┌─ Supplied records

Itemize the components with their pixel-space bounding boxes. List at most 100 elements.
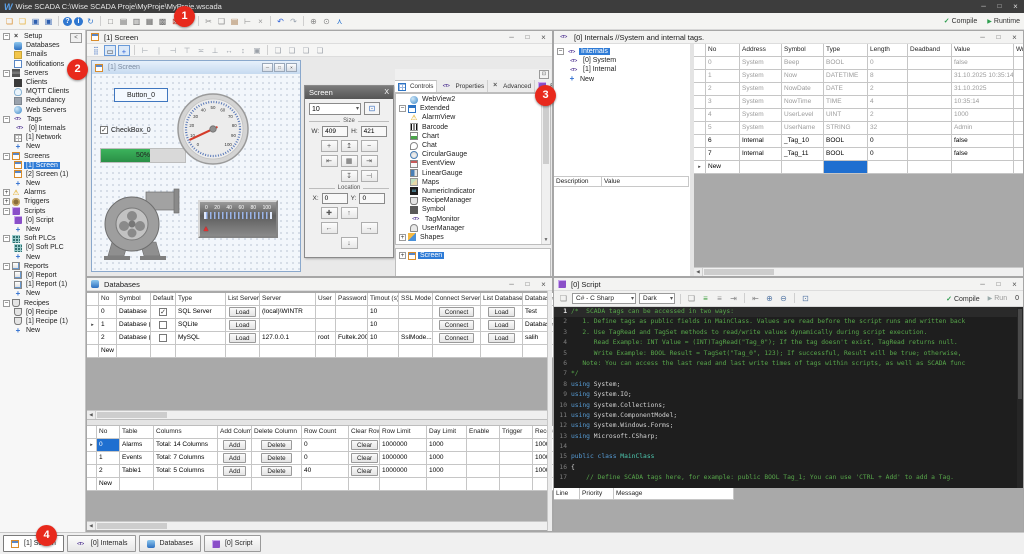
- table-cell[interactable]: 0: [97, 439, 120, 452]
- table-row[interactable]: 3SystemNowTimeTIME410:35:14: [694, 96, 1023, 109]
- expander-icon[interactable]: −: [3, 300, 10, 307]
- table-cell[interactable]: [336, 319, 368, 332]
- code-line[interactable]: 2 1. Define tags as public fields in Mai…: [554, 317, 1023, 327]
- tree-item[interactable]: UserManager: [396, 224, 550, 233]
- checkbox-icon[interactable]: [159, 321, 167, 329]
- column-header[interactable]: Table: [120, 426, 154, 439]
- table-cell[interactable]: Load: [226, 332, 260, 345]
- table-cell[interactable]: [316, 306, 336, 319]
- connect-button[interactable]: Connect: [439, 333, 474, 343]
- tree-item[interactable]: Web Servers: [0, 106, 85, 115]
- tree-item[interactable]: Maps: [396, 178, 550, 187]
- tree-item[interactable]: Clients: [0, 78, 85, 87]
- table-cell[interactable]: 8: [868, 70, 908, 83]
- column-header[interactable]: Value: [952, 44, 1014, 57]
- table-cell[interactable]: [467, 452, 500, 465]
- same-size-icon[interactable]: ▣: [251, 45, 263, 56]
- tree-item[interactable]: New: [0, 225, 85, 234]
- tree-item[interactable]: TagMonitor: [396, 214, 550, 223]
- column-header[interactable]: Password: [336, 293, 368, 306]
- table-row[interactable]: 0DatabaseSQL ServerLoad(local)\WINTR10Co…: [87, 306, 547, 319]
- tab-properties[interactable]: Properties: [437, 80, 488, 92]
- column-header[interactable]: User: [316, 293, 336, 306]
- column-header[interactable]: Type: [824, 44, 868, 57]
- table-cell[interactable]: [908, 161, 952, 174]
- table-cell[interactable]: [399, 345, 433, 358]
- code-line[interactable]: 1/* SCADA tags can be accessed in two wa…: [554, 307, 1023, 317]
- tab-advanced[interactable]: Advanced: [488, 80, 535, 92]
- table-cell[interactable]: 40: [302, 465, 349, 478]
- table-cell[interactable]: [908, 109, 952, 122]
- code-line[interactable]: 14: [554, 442, 1023, 452]
- tab-controls[interactable]: Controls: [395, 80, 437, 92]
- list-db-button[interactable]: Load: [488, 320, 514, 330]
- table-cell[interactable]: Load: [481, 306, 523, 319]
- table-cell[interactable]: [908, 57, 952, 70]
- tree-item[interactable]: RecipeManager: [396, 196, 550, 205]
- align-right-edge-button[interactable]: ⇥: [361, 155, 378, 167]
- tree-item[interactable]: [0] Recipe: [0, 308, 85, 317]
- height-field[interactable]: 421: [361, 126, 387, 137]
- minimize-icon[interactable]: [507, 281, 516, 288]
- table-row[interactable]: 1SystemNowDATETIME831.10.2025 10:35:14: [694, 70, 1023, 83]
- table-cell[interactable]: 7: [706, 148, 740, 161]
- table-cell[interactable]: [868, 161, 908, 174]
- select-bounds-icon[interactable]: ⊡: [364, 102, 380, 115]
- table-cell[interactable]: UINT: [824, 109, 868, 122]
- table-cell[interactable]: Alarms: [120, 439, 154, 452]
- outdent-icon[interactable]: ⇤: [750, 293, 761, 304]
- table-row[interactable]: 0SystemBeepBOOL0false: [694, 57, 1023, 70]
- code-editor[interactable]: 1/* SCADA tags can be accessed in two wa…: [554, 307, 1023, 488]
- table-cell[interactable]: [467, 478, 500, 491]
- connect-button[interactable]: Connect: [439, 307, 474, 317]
- table-cell[interactable]: Connect: [433, 332, 481, 345]
- table-cell[interactable]: Connect: [433, 319, 481, 332]
- new-project-icon[interactable]: ❏: [4, 16, 15, 27]
- column-header[interactable]: Day Limit: [427, 426, 467, 439]
- code-line[interactable]: 7*/: [554, 369, 1023, 379]
- align-bottom-icon[interactable]: ⊥: [209, 45, 221, 56]
- close-icon[interactable]: [539, 280, 548, 289]
- table-cell[interactable]: root: [316, 332, 336, 345]
- column-header[interactable]: Description: [554, 176, 602, 187]
- scroll-thumb[interactable]: [704, 269, 774, 275]
- table-cell[interactable]: 1000: [952, 109, 1014, 122]
- expander-icon[interactable]: −: [557, 48, 564, 55]
- table-cell[interactable]: Delete: [252, 452, 302, 465]
- move-right-button[interactable]: →: [361, 222, 378, 234]
- tree-item[interactable]: New: [554, 75, 690, 84]
- table-cell[interactable]: [1014, 148, 1023, 161]
- table-cell[interactable]: [500, 465, 533, 478]
- checkbox-icon[interactable]: [159, 308, 167, 316]
- add-button[interactable]: Add: [223, 453, 246, 463]
- design-canvas[interactable]: Button_0 CheckBox_0 50% 0102030405060708…: [92, 74, 300, 271]
- tree-item[interactable]: [1] Screen: [0, 161, 85, 170]
- maximize-icon[interactable]: [994, 34, 1003, 41]
- minimize-icon[interactable]: [507, 34, 516, 41]
- close-icon[interactable]: [1010, 280, 1019, 289]
- column-header[interactable]: Delete Column: [252, 426, 302, 439]
- copy-icon[interactable]: ❑: [216, 16, 227, 27]
- scroll-thumb[interactable]: [97, 412, 167, 418]
- delete-button[interactable]: Delete: [261, 440, 291, 450]
- x-field[interactable]: 0: [322, 193, 348, 204]
- info-icon[interactable]: i: [74, 17, 83, 26]
- table-row[interactable]: ▸New: [694, 161, 1023, 174]
- column-header[interactable]: Server: [260, 293, 316, 306]
- table-cell[interactable]: New: [706, 161, 740, 174]
- scrollbar[interactable]: ◀: [87, 410, 547, 419]
- table-cell[interactable]: DATETIME: [824, 70, 868, 83]
- table-cell[interactable]: MySQL: [176, 332, 226, 345]
- table-cell[interactable]: 10:35:14: [952, 96, 1014, 109]
- expander-icon[interactable]: −: [399, 105, 406, 112]
- scroll-left-icon[interactable]: ◀: [87, 411, 96, 419]
- table-cell[interactable]: [260, 319, 316, 332]
- table-cell[interactable]: Clear: [349, 452, 380, 465]
- table-cell[interactable]: 32: [868, 122, 908, 135]
- tree-item[interactable]: MQTT Clients: [0, 87, 85, 96]
- column-header[interactable]: Priority: [580, 488, 614, 500]
- taskbar-tab-0-internals[interactable]: [0] Internals: [67, 535, 136, 552]
- column-header[interactable]: Add Column: [218, 426, 252, 439]
- table-cell[interactable]: New: [99, 345, 117, 358]
- table-cell[interactable]: 1000000: [380, 452, 427, 465]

└─

*What is being asked*. Convert every line of the items above into a Markdown table with the columns Row and Entry, numbering each row and leaving out blank lines. Omit the pictures from the answer.

*Response*.
| Row | Entry |
|---|---|
| 1 | Itemize the components with their pixel-space bounding boxes. List at most 100 elements. |
| 2 | - table-cell[interactable]: 0: [97, 439, 120, 452] |
| 3 | - table-row[interactable]: 3SystemNowTimeTIME410:35:14: [694, 96, 1023, 109] |
| 4 | - expander-icon[interactable]: −: [3, 300, 10, 307] |
| 5 | - table-cell[interactable]: [336, 319, 368, 332] |
| 6 | - code-line[interactable]: 2 1. Define tags as public fields in Mai…: [554, 317, 1023, 327] |
| 7 | - tree-item[interactable]: UserManager: [396, 224, 550, 233] |
| 8 | - checkbox-icon[interactable]: [159, 321, 167, 329] |
| 9 | - column-header[interactable]: Table: [120, 426, 154, 439] |
| 10 | - table-cell[interactable]: Load: [226, 332, 260, 345] |
| 11 | - table-cell[interactable]: [316, 306, 336, 319] |
| 12 | - connect-button[interactable]: Connect: [439, 333, 474, 343] |
| 13 | - tree-item[interactable]: Web Servers: [0, 106, 85, 115] |
| 14 | - tree-item[interactable]: Maps: [396, 178, 550, 187] |
| 15 | - tree-item[interactable]: Clients: [0, 78, 85, 87] |
| 16 | - table-cell[interactable]: 8: [868, 70, 908, 83] |
| 17 | - column-header[interactable]: Value: [952, 44, 1014, 57] |
| 18 | - table-cell[interactable]: [467, 452, 500, 465] |
| 19 | - same-size-icon[interactable]: ▣: [251, 45, 263, 56] |
| 20 | - tree-item[interactable]: New: [0, 225, 85, 234] |
| 21 | - tree-item[interactable]: TagMonitor: [396, 214, 550, 223] |
| 22 | - column-header[interactable]: Password: [336, 293, 368, 306] |
| 23 | - table-row[interactable]: 0DatabaseSQL ServerLoad(local)\WINTR10Co…: [87, 306, 547, 319] |
| 24 | - tab-properties[interactable]: Properties: [437, 80, 488, 92] |
| 25 | - column-header[interactable]: User: [316, 293, 336, 306] |
| 26 | - column-header[interactable]: Type: [824, 44, 868, 57] |
| 27 | - table-cell[interactable]: [908, 161, 952, 174] |
| 28 | - table-cell[interactable]: [399, 345, 433, 358] |
| 29 | - code-line[interactable]: 1/* SCADA tags can be accessed in two wa…: [554, 307, 1023, 317] |
| 30 | - tab-advanced[interactable]: Advanced: [488, 80, 535, 92] |
| 31 | - table-cell[interactable]: 40: [302, 465, 349, 478] |
| 32 | - table-cell[interactable]: [908, 109, 952, 122] |
| 33 | - code-line[interactable]: 14: [554, 442, 1023, 452] |
| 34 | - tab-controls[interactable]: Controls: [395, 80, 437, 92] |
| 35 | - list-db-button[interactable]: Load: [488, 320, 514, 330] |
| 36 | - table-cell[interactable]: Load: [481, 306, 523, 319] |
| 37 | - table-cell[interactable]: [908, 57, 952, 70] |
| 38 | - tree-item[interactable]: RecipeManager: [396, 196, 550, 205] |
| 39 | - align-right-edge-button[interactable]: ⇥: [361, 155, 378, 167] |
| 40 | - tree-item[interactable]: [0] Recipe: [0, 308, 85, 317] |
| 41 | - height-field[interactable]: 421: [361, 126, 387, 137] |
| 42 | - minimize-icon[interactable]: [507, 281, 516, 288] |
| 43 | - table-row[interactable]: 1SystemNowDATETIME831.10.2025 10:35:14: [694, 70, 1023, 83] |
| 44 | - table-cell[interactable]: 7: [706, 148, 740, 161] |
| 45 | - table-cell[interactable]: [868, 161, 908, 174] |
| 46 | - select-bounds-icon[interactable]: ⊡: [364, 102, 380, 115] |
| 47 | - table-cell[interactable]: UINT: [824, 109, 868, 122] |
| 48 | - table-cell[interactable]: Alarms: [120, 439, 154, 452] |
| 49 | - outdent-icon[interactable]: ⇤: [750, 293, 761, 304] |
| 50 | - table-row[interactable]: 0SystemBeepBOOL0false: [694, 57, 1023, 70] |
| 51 | - code-editor[interactable]: 1/* SCADA tags can be accessed in two wa…: [554, 307, 1023, 488] |
| 52 | - table-cell[interactable]: [467, 478, 500, 491] |
| 53 | - connect-button[interactable]: Connect: [439, 307, 474, 317] |
| 54 | - table-cell[interactable]: Connect: [433, 332, 481, 345] |
| 55 | - table-cell[interactable]: Connect: [433, 319, 481, 332] |
| 56 | - new-project-icon[interactable]: ❏: [4, 16, 15, 27] |
| 57 | - column-header[interactable]: Day Limit: [427, 426, 467, 439] |
| 58 | - code-line[interactable]: 7*/: [554, 369, 1023, 379] |
| 59 | - align-bottom-icon[interactable]: ⊥: [209, 45, 221, 56] |
| 60 | - close-icon[interactable]: [539, 280, 548, 289] |
| 61 | - table-cell[interactable]: root: [316, 332, 336, 345] |
| 62 | - column-header[interactable]: Description: [554, 176, 602, 187] |
| 63 | - scroll-thumb[interactable]: [704, 269, 774, 275] |
| 64 | - table-cell[interactable]: 1000: [952, 109, 1014, 122] |
| 65 | - expander-icon[interactable]: −: [557, 48, 564, 55] |
| 66 | - table-cell[interactable]: Delete: [252, 452, 302, 465] |
| 67 | - move-right-button[interactable]: →: [361, 222, 378, 234] |
| 68 | - tree-item[interactable]: New: [554, 75, 690, 84] |
| 69 | - table-cell[interactable]: [1014, 148, 1023, 161] |
| 70 | - table-cell[interactable]: [500, 465, 533, 478] |
| 71 | - checkbox-icon[interactable]: [159, 308, 167, 316] |
| 72 | - add-button[interactable]: Add: [223, 453, 246, 463] |
| 73 | - design-canvas[interactable]: Button_0 CheckBox_0 50% 0102030405060708…: [92, 74, 300, 271] |
| 74 | - tree-item[interactable]: [1] Screen: [0, 161, 85, 170] |
| 75 | - maximize-icon[interactable]: [994, 34, 1003, 41] |
| 76 | - minimize-icon[interactable]: [507, 34, 516, 41] |
| 77 | - close-icon[interactable]: [1010, 280, 1019, 289] |
| 78 | - column-header[interactable]: Delete Column: [252, 426, 302, 439] |
| 79 | - copy-icon[interactable]: ❑: [216, 16, 227, 27] |
| 80 | - scroll-thumb[interactable]: [97, 412, 167, 418] |
| 81 | - delete-button[interactable]: Delete: [261, 440, 291, 450] |
| 82 | - x-field[interactable]: 0: [322, 193, 348, 204] |
| 83 | - info-icon[interactable]: i: [74, 17, 83, 26] |
| 84 | - table-row[interactable]: ▸New: [694, 161, 1023, 174] |
| 85 | - column-header[interactable]: Server: [260, 293, 316, 306] |
| 86 | - table-cell[interactable]: New: [706, 161, 740, 174] |
| 87 | - scrollbar[interactable]: ◀: [87, 410, 547, 419] |
| 88 | - table-cell[interactable]: DATETIME: [824, 70, 868, 83] |
| 89 | - table-cell[interactable]: MySQL: [176, 332, 226, 345] |
| 90 | - table-cell[interactable]: 10:35:14: [952, 96, 1014, 109] |
| 91 | - expander-icon[interactable]: −: [399, 105, 406, 112] |
| 92 | - scroll-left-icon[interactable]: ◀: [87, 411, 96, 419] |
| 93 | - table-cell[interactable]: [260, 319, 316, 332] |
| 94 | - table-cell[interactable]: Clear: [349, 452, 380, 465] |
| 95 | - table-cell[interactable]: 32: [868, 122, 908, 135] |
| 96 | - tree-item[interactable]: MQTT Clients: [0, 87, 85, 96] |
| 97 | - column-header[interactable]: Priority: [580, 488, 614, 500] |
| 98 | - taskbar-tab-0-internals[interactable]: [0] Internals: [67, 535, 136, 552] |
| 99 | - column-header[interactable]: Add Column: [218, 426, 252, 439] |
| 100 | - table-cell[interactable]: New: [99, 345, 117, 358] |
| 101 | - table-cell[interactable]: 1000000: [380, 452, 427, 465] |